Exercise brief
Identify each line below containing the string "místa" and copy it.

(Dataset records)
· · · · ·

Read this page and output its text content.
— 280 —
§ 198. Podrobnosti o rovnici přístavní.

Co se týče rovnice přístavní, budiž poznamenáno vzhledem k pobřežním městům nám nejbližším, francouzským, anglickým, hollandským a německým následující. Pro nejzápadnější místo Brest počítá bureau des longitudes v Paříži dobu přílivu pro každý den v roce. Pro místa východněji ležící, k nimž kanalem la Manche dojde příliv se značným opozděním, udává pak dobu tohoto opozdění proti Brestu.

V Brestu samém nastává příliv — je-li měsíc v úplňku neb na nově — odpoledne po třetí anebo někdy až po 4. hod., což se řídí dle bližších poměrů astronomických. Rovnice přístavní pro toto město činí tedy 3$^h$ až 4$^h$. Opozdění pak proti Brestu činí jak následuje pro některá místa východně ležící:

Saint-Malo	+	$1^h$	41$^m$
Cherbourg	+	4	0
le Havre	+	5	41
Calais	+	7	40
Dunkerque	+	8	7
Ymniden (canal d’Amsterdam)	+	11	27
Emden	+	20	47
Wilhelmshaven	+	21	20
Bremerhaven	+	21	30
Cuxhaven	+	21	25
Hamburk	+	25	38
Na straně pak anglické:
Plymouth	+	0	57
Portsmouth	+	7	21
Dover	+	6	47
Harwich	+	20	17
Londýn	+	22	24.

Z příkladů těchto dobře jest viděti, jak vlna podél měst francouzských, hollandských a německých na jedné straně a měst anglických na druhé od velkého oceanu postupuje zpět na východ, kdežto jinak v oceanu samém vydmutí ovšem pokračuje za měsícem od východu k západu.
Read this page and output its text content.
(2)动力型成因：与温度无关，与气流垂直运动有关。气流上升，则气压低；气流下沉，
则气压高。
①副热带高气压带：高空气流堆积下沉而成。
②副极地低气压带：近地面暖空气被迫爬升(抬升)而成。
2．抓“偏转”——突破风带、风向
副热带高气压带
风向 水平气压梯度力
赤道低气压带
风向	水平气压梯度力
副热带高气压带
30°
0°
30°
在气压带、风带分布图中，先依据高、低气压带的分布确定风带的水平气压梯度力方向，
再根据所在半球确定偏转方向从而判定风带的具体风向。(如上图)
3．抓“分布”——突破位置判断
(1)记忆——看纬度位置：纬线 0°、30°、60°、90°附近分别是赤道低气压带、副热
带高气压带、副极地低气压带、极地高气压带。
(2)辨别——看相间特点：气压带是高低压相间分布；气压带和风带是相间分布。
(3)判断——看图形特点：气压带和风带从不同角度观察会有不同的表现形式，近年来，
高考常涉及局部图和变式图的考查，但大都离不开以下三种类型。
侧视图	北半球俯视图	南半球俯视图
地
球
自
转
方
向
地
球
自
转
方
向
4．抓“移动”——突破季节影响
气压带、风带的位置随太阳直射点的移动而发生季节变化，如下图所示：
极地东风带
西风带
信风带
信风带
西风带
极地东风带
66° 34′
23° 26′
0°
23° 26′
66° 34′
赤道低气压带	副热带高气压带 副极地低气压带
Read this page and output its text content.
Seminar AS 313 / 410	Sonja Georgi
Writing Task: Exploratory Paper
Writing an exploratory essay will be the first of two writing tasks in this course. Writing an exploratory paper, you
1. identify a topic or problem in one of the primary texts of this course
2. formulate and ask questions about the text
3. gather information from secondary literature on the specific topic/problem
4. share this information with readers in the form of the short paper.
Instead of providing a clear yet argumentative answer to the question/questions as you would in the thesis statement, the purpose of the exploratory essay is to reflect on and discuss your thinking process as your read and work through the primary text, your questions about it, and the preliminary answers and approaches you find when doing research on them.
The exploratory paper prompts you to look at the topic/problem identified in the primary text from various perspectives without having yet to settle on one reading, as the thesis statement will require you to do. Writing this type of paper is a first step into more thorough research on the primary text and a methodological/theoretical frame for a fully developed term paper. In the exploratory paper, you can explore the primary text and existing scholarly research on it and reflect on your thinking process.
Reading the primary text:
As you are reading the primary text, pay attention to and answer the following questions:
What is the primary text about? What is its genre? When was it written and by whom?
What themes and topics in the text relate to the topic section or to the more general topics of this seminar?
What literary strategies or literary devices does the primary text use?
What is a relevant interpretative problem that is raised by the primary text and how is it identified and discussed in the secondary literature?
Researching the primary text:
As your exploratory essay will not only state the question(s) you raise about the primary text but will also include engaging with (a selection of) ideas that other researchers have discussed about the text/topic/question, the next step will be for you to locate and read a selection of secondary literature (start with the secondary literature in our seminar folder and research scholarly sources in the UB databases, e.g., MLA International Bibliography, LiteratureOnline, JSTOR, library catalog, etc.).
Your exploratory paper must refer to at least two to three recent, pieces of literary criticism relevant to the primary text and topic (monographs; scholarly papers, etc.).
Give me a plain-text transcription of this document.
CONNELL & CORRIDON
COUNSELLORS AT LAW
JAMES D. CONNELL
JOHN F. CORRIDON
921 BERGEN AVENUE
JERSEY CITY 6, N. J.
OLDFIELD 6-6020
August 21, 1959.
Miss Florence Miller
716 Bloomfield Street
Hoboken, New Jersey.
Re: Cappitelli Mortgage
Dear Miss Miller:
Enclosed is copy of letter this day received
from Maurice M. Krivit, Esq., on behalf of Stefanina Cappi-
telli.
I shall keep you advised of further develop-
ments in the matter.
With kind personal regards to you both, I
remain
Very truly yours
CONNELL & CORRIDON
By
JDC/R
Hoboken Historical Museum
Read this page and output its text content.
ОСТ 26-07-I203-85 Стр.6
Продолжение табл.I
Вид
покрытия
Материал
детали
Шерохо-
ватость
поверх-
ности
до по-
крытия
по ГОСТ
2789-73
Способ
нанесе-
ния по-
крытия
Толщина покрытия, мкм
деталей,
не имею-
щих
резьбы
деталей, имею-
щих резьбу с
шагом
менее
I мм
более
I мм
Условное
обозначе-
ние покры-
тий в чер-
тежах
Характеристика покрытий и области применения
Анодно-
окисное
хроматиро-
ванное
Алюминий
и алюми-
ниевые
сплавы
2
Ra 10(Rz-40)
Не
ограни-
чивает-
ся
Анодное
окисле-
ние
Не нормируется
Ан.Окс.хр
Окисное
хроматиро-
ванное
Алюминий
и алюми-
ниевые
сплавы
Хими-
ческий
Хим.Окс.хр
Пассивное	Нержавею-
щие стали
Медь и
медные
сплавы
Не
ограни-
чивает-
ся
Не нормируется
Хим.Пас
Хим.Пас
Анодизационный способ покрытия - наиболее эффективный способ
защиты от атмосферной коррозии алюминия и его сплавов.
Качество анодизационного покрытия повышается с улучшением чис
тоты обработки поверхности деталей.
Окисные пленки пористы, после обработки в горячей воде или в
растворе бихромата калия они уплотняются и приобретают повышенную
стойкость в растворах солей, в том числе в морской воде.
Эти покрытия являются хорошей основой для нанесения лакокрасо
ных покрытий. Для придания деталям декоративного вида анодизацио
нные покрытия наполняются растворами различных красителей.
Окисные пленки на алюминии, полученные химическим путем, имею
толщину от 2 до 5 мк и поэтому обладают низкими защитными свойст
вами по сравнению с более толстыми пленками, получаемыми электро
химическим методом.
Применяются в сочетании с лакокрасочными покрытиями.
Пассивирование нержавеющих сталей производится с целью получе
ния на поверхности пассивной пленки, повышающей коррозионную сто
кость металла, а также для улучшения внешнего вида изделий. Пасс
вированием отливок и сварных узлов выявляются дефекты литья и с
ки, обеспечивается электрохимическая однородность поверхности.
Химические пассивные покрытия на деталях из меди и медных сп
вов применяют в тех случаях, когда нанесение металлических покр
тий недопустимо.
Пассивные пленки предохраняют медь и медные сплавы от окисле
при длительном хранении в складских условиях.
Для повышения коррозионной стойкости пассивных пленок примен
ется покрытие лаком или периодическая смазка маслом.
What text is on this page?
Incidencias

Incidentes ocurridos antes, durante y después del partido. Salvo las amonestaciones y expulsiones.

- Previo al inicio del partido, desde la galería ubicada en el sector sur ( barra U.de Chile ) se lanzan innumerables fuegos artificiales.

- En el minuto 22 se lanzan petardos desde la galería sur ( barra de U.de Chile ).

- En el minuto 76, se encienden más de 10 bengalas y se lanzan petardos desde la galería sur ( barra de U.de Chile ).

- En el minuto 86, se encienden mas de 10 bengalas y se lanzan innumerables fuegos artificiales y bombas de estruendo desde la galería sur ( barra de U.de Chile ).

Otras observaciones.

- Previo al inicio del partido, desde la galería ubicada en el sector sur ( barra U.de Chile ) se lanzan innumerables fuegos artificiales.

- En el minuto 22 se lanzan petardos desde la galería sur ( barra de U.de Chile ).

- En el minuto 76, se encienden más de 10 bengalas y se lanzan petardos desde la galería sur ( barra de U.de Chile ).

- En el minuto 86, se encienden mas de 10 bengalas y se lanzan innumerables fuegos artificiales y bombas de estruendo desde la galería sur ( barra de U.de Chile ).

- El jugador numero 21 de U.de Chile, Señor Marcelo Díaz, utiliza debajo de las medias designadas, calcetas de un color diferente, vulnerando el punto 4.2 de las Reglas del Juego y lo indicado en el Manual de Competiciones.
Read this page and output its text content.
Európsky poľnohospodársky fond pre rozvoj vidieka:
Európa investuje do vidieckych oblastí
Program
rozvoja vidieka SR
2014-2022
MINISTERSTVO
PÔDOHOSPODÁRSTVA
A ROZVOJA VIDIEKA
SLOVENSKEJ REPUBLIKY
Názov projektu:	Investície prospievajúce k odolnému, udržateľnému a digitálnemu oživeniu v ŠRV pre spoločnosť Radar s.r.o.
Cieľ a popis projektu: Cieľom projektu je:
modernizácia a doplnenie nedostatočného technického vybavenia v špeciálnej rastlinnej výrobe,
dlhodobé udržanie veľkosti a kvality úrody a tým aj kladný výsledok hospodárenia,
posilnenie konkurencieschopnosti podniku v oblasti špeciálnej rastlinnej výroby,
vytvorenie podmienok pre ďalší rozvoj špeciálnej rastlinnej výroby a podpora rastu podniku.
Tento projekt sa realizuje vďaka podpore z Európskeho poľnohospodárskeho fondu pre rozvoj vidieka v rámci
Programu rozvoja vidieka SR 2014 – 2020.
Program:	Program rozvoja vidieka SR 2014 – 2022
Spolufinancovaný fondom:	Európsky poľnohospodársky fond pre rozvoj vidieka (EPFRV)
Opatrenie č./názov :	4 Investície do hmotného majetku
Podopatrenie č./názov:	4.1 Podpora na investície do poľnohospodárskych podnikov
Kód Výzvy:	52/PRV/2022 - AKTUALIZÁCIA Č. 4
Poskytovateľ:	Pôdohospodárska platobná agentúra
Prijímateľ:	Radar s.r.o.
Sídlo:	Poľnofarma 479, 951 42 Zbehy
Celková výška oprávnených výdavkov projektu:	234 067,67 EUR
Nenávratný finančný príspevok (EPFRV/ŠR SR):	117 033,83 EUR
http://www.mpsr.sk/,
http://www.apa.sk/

· · · · ·

Solution to this exercise
Co se týče rovnice přístavní, budiž poznamenáno vzhledem k pobřežním městům nám nejbližším, francouzským, anglickým, hollandským a německým následující. Pro nejzápadnější místo Brest počítá bureau des longitudes v Paříži dobu přílivu pro každý den v roce. Pro místa východněji ležící, k nimž kanalem la Manche dojde příliv se značným opozděním, udává pak dobu tohoto opozdění proti Brestu.
V Brestu samém nastává příliv — je-li měsíc v úplňku neb na nově — odpoledne po třetí anebo někdy až po 4. hod., což se řídí dle bližších poměrů astronomických. Rovnice přístavní pro toto město činí tedy 3$^h$ až 4$^h$. Opozdění pak proti Brestu činí jak následuje pro některá místa východně ležící:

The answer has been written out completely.